--- Begin Recorded information ---

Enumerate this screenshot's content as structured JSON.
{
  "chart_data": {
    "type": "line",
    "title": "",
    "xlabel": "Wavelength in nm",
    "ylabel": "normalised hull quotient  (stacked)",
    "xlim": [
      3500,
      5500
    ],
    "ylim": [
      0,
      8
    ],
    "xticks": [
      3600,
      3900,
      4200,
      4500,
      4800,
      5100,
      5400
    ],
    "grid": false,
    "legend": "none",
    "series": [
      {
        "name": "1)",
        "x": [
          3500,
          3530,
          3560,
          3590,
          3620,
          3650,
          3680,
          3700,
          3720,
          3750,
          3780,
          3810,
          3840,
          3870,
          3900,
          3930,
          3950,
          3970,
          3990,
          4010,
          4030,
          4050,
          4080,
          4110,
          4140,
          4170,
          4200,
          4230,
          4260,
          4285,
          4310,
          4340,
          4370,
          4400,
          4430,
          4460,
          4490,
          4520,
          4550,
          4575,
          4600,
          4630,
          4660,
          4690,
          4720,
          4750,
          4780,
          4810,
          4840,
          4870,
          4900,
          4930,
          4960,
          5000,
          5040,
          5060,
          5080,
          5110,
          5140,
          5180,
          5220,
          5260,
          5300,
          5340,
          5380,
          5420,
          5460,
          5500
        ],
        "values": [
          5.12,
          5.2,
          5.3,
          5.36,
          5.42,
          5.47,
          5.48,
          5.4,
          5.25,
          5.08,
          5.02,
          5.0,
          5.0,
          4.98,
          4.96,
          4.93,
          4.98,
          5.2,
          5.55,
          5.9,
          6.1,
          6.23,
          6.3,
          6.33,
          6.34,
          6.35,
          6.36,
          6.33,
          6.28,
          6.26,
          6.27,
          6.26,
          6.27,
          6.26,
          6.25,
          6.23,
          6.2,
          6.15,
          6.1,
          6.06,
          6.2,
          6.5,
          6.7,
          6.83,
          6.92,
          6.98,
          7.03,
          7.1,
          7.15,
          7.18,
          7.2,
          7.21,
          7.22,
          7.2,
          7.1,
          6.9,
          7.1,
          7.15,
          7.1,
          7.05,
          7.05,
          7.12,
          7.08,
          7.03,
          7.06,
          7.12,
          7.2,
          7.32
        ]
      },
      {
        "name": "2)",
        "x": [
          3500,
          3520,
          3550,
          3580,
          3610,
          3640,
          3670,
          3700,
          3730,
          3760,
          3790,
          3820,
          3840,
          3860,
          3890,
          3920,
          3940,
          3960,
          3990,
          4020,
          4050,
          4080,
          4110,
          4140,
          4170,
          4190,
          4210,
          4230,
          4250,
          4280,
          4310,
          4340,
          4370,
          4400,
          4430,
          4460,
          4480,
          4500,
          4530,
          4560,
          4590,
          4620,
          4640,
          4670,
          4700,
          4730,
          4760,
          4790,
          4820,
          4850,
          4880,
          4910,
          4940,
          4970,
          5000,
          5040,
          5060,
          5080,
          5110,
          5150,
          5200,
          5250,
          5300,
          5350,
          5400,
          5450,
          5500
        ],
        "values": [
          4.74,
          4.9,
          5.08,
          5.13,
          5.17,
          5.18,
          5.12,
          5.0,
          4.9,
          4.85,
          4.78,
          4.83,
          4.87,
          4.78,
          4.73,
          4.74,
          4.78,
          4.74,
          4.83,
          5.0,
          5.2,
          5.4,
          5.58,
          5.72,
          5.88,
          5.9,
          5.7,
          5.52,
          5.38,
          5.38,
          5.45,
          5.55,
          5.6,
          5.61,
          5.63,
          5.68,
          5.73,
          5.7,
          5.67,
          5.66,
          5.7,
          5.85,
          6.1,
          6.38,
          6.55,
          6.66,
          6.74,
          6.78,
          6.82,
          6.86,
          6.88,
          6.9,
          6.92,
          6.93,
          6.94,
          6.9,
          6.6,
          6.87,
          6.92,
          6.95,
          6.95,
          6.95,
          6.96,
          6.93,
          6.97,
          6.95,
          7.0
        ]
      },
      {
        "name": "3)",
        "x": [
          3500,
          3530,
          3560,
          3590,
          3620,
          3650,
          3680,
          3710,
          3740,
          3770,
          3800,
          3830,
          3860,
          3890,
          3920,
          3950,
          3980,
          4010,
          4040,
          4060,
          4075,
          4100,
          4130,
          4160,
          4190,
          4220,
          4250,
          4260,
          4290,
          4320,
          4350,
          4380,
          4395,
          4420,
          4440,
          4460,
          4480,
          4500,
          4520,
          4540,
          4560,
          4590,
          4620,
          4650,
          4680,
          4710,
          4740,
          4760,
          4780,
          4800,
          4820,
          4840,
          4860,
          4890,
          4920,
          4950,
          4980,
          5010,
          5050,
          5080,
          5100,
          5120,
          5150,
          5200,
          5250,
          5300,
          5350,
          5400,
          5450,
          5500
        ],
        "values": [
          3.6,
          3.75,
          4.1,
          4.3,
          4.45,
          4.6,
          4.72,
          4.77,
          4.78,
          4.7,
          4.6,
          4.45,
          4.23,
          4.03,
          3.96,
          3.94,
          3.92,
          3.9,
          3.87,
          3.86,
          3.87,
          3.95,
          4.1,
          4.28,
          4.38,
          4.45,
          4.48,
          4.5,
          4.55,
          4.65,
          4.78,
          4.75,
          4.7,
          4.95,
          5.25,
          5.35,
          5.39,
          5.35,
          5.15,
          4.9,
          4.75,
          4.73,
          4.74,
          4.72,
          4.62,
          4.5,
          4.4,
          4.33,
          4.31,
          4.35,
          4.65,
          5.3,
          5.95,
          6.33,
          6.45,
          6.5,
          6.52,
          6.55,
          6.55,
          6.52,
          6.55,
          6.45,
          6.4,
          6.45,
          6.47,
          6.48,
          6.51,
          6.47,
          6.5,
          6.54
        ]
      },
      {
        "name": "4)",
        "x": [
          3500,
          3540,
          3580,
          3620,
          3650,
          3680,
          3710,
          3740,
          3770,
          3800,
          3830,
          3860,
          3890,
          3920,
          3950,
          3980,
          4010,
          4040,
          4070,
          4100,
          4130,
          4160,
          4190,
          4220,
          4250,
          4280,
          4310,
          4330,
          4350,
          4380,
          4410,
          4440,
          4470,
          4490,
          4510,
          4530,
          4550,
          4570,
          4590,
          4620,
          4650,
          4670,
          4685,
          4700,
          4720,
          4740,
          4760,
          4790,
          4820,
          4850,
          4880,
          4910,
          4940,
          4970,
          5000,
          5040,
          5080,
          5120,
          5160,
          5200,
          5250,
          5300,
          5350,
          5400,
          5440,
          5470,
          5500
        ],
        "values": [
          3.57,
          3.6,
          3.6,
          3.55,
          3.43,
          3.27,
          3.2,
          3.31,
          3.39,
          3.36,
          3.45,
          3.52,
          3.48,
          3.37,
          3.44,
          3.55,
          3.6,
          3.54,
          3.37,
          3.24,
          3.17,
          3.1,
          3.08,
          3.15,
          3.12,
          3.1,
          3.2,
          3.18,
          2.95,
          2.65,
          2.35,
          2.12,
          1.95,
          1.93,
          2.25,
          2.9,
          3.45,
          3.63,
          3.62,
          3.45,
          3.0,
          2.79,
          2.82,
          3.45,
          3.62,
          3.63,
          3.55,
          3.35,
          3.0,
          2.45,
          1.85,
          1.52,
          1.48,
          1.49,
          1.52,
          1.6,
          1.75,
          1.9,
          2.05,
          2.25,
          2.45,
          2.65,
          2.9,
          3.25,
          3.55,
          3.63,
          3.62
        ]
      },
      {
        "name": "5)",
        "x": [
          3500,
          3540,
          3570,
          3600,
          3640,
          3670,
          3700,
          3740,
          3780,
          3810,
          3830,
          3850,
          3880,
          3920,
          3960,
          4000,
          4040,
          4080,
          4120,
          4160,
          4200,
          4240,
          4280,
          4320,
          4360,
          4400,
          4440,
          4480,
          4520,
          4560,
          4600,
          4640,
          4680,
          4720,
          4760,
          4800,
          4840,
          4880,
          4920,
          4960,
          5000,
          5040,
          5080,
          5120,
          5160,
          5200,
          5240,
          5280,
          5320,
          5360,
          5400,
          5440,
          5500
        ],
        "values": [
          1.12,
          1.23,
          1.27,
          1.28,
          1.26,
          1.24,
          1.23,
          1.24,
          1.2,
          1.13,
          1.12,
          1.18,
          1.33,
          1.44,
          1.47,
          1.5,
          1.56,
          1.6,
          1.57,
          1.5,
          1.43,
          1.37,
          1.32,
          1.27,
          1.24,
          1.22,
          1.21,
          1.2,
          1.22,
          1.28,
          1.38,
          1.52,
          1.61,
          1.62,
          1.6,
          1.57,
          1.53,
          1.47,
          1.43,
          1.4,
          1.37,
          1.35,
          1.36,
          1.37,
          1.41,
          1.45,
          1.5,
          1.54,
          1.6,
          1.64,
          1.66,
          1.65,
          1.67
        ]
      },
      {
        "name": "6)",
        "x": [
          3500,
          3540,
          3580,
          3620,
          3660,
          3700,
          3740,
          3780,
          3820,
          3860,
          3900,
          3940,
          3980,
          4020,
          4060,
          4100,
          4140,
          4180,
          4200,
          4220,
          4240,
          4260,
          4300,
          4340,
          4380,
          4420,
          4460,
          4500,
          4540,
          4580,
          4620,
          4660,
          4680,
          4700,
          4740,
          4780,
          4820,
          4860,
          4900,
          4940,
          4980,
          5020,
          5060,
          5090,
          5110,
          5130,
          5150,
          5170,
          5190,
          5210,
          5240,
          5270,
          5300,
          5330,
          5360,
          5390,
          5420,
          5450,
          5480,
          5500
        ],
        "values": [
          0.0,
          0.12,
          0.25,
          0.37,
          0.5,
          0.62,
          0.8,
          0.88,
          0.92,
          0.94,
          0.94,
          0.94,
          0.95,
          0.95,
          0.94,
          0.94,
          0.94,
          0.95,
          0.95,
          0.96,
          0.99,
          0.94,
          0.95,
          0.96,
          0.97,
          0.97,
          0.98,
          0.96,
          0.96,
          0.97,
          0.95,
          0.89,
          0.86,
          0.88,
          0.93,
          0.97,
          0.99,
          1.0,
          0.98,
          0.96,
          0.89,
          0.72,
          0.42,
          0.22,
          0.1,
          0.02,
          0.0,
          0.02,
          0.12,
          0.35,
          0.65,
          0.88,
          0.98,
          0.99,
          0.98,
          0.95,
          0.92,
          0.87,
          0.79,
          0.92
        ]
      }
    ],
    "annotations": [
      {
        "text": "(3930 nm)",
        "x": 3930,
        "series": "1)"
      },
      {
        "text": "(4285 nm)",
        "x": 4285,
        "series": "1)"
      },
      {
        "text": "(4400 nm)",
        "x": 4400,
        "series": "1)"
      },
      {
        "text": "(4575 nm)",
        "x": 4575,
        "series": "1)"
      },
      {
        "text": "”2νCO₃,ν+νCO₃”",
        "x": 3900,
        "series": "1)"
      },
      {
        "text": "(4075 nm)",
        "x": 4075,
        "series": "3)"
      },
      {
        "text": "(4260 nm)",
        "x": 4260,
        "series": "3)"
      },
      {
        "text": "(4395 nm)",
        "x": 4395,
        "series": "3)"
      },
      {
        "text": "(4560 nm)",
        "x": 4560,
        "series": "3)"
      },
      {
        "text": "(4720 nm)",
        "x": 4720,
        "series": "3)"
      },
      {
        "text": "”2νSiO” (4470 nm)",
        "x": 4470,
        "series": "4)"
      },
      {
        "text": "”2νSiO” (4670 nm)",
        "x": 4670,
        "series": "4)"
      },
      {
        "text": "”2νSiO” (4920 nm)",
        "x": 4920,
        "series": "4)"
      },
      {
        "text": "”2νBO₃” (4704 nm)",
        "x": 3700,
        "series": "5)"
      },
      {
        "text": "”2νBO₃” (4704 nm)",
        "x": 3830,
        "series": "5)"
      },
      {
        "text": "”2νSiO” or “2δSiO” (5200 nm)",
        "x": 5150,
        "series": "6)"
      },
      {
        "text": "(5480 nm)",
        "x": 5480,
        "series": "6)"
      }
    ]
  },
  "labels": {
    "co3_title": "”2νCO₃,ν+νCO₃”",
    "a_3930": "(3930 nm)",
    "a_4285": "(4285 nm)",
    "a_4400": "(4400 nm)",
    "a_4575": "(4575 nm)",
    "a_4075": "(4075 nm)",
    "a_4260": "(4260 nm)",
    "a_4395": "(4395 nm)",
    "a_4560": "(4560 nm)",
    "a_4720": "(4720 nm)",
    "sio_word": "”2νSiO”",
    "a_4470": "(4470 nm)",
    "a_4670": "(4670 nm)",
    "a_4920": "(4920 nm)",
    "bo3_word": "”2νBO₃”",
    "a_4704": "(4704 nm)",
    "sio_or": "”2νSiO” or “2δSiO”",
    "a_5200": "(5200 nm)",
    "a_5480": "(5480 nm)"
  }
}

--- End Recorded information ---

### Goal
Count the lines of the data that include the string "νCO₃", and give only that number.

### The answer
2